▸ Document:

_ _ _ _ _ _ _

Catalogne

Les relents d’un procès stalinien

Le seul verdict qui pourrait rendre sa dignité à la justice espagnole serait l’acquittement ! Sinon elle rejoindra le cortège des Cours de Justice définitivement condamnées par l’Histoire, de Moscou à Prague, de Varsovie à Pékin.

Quand les gens intègres et droits, comme le sont les membres du gouvernement catalan qui passent aujourd’hui en procès à Madrid, sont sur le banc des accusés, c’est que la justice est instrumentalisée au travers d’un procès politique. Un tel procès est une aberration en démocratie.

Le jeu démocratique est simple, et le précédent du referendum écossais de 2014 en éclaire les règles. La décision d’organiser le referendum d’autodétermination y a été le fruit d’une négociation entre Londres et le Scottish National Party qui avait gagné l’élection au Parlement écossais avec une majorité absolue de sièges sur la base de la revendication d’autodétermination. Les deux Exécutifs ont négocié sur la date, le contenu de la question posée, puis ils ont engagé la campagne en s’opposant fermement, mais en acceptant l’essentiel: accepter le résultat sorti des urnes. Ce qui a été fait dans des conditions démocratiques irréprochables quand le «non» l’a emporté, même si les conditions politiques, depuis complètement chamboulées par le Brexit, remettent aujourd’hui en cause la décision du peuple écossais qui s’est prononcé majoritairement contre l’indépendance avec l’argument de rester dans l’Europe. Puisque le Royaume Uni quitte l’Europe, il y a motif sérieux à interroger à nouveau le peuple écossais, ce que demande le SNP.

Car c’est dans les urnes que se décide l’avenir d’un peuple, pas devant les Tribunaux qui deviennent aussitôt des tribunaux d’exception, en charge de trancher par la répression un problème politique qui, selon les valeurs essentielles de la démocratie, doit se régler par les urnes.

Les champions historiques de l’instrumentalisation de la Justice au service de la défense d’un ordre politique contesté ont été les pays de l’ex-Europe de l’Est.

Le procès lui-même n’était alors qu’une mise en scène de jugements prononcés avant même qu’il n’ait commencé.

Manifestement le même malaise est ressenti à Madrid aujourd’hui. Déjà, chacun a bien compris que le verdict sera différent selon le résultat des élections législatives du 28 avril qui éliront un nouveau gouvernement à Madrid. Il sera d’une sévérité extrême si la droite et l’extrême droite l’emportent, plus mesuré si le gouvernement socialiste de Pedro Sanchez revient au pouvoir, et encore plus mesuré s’il a besoin des voix des députés catalans pour y parvenir.

_ _ _ _ _ _ _

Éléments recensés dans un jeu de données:
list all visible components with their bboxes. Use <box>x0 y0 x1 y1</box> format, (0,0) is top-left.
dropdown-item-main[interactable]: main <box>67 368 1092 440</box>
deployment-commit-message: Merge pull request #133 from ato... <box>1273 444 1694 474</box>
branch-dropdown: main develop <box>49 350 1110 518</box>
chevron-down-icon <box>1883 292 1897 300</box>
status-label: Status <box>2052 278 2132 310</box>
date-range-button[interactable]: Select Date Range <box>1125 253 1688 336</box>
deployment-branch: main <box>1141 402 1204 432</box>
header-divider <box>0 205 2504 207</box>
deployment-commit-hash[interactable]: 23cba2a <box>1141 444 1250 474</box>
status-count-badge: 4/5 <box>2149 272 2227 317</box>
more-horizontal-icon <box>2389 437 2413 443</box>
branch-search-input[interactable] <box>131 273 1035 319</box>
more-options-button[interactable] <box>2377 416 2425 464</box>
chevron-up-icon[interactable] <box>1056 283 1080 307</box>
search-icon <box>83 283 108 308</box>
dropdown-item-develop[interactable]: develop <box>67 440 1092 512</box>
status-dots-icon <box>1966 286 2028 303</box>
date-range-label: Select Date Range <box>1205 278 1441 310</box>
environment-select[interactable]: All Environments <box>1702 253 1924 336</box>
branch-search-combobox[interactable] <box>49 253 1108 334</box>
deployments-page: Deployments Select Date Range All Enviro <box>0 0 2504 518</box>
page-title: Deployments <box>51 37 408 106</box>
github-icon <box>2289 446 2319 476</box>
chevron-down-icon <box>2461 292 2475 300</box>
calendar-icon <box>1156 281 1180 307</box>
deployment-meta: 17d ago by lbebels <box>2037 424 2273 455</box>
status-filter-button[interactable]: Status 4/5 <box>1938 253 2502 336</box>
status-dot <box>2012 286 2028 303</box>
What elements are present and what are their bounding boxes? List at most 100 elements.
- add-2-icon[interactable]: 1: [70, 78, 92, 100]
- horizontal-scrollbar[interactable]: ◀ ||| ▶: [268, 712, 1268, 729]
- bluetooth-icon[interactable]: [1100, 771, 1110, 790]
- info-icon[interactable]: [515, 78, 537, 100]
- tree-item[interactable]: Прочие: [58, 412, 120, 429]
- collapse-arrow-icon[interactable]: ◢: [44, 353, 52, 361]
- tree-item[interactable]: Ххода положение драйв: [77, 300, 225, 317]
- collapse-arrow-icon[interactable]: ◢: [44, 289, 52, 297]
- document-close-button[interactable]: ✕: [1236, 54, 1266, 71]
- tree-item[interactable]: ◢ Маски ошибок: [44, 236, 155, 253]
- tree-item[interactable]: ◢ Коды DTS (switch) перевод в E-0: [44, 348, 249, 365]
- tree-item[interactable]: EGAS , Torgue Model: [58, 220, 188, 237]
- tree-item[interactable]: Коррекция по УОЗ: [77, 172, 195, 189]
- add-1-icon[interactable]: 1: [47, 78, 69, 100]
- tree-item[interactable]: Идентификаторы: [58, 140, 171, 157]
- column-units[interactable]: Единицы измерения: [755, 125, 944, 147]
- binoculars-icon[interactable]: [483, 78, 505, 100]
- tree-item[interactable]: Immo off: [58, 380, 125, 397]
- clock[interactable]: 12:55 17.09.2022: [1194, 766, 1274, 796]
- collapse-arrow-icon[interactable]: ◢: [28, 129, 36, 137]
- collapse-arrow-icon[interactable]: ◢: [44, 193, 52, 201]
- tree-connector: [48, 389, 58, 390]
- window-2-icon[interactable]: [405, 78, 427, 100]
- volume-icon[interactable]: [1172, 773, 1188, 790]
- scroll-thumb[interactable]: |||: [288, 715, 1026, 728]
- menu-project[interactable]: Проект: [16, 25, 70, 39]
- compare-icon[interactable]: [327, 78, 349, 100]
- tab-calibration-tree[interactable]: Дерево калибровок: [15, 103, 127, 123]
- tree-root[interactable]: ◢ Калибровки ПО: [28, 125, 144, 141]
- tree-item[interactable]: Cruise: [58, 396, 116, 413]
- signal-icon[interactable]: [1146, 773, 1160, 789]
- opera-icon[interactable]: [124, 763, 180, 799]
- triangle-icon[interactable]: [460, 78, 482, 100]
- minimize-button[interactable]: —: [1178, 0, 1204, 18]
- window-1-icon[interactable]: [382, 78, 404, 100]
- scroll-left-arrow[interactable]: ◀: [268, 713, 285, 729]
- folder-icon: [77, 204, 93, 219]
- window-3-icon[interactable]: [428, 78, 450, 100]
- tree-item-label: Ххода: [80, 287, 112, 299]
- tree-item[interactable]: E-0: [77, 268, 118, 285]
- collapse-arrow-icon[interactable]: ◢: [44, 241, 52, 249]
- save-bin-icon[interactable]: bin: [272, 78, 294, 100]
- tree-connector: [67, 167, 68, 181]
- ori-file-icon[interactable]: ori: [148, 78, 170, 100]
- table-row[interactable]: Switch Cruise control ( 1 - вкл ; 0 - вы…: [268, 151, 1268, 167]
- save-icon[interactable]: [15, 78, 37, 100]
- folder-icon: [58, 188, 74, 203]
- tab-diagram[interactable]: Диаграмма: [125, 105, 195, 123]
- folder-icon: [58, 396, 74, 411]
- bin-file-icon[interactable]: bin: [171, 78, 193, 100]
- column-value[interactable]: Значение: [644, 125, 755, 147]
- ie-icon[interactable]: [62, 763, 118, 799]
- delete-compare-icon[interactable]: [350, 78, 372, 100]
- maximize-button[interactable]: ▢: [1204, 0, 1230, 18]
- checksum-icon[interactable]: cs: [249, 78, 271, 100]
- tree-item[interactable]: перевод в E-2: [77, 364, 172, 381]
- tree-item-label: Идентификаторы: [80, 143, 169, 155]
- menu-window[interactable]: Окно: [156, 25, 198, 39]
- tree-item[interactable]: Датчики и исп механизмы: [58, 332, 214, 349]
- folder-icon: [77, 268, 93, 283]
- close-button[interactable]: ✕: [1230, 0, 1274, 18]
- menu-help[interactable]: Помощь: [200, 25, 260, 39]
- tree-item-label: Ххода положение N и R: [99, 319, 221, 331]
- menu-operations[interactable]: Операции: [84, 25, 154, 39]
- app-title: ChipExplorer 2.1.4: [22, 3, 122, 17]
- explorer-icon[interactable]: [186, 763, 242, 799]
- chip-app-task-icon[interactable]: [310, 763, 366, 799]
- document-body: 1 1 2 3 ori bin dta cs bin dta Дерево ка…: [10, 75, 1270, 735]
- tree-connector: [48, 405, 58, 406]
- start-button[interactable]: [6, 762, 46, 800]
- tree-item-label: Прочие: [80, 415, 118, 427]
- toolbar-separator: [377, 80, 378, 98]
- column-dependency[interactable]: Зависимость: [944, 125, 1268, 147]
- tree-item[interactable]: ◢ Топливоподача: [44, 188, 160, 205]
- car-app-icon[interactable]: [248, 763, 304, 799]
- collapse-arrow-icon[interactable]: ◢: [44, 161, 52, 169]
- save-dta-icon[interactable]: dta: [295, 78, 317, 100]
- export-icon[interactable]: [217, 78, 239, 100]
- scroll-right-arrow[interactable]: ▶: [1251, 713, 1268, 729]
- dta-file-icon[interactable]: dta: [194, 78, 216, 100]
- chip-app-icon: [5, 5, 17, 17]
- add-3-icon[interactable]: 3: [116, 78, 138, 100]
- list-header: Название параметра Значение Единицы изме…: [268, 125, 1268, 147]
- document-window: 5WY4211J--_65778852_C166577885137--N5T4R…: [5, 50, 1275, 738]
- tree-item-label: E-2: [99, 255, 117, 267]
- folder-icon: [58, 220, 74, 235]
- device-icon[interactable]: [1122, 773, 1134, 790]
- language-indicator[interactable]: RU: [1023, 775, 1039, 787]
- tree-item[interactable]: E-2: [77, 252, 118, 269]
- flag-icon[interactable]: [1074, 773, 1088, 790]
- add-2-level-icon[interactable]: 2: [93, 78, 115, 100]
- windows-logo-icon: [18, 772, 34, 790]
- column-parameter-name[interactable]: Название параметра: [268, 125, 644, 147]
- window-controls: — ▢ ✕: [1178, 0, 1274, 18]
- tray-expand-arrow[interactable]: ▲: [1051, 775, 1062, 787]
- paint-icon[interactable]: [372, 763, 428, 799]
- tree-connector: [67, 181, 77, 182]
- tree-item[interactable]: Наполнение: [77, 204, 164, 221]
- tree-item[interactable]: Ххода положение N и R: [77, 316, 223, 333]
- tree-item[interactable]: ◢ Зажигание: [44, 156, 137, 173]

_ _ _ _ _ _ _

▸ Liste des tâches:
1) Selon l'article sur le procès catalan, quel argument a conduit la majorité des Écossais à voter contre l'indépendance ?
2) Poursuivez l'article sur le procès des dirigeants catalans à partir de sa dernière phrase.

▸ Résultats:
1) L'argument de rester dans l'Europe.

2)
Les juges, forcément embarrassés de devoir rendre un jugement politique dont le quantum sera extérieur à ce que le procès détermine, s’accrochent alors au moindre détail pour essayer de valider la thèse d’une sédition/rébellion, ce qui suppose d’argumenter sur une violence des accusés que tout dément. Un exemple caricatural parmi d’autres : au moment des événements faisant l’objet du procès, une dignitaire venue de Madrid a été bloquée par une manifestation indépendantiste dans un bâtiment.

Son escorte a alors jugé préférable de l’exfiltrer en passant par les locaux d’un cinéma attenant plutôt que par la porte d’entrée principale devant les manifestants.

Dans ce cinéma passait un film pornographique : le traumatisme de cette dame a été présenté lors des débats comme une violence des manifestants à son égard. Autre argument cocasse qui est donnée par le Tribunal pour argumenter l’accusation de violence : quand la Guardia Civil a chargé contre un bureau de vote, les militants avaient répandu au sol du savon noir, provoquant la chute d’un policier qui s’est blessé durant l’assaut.

Sa blessure est présentée comme une preuve de la « violence » des manifestants.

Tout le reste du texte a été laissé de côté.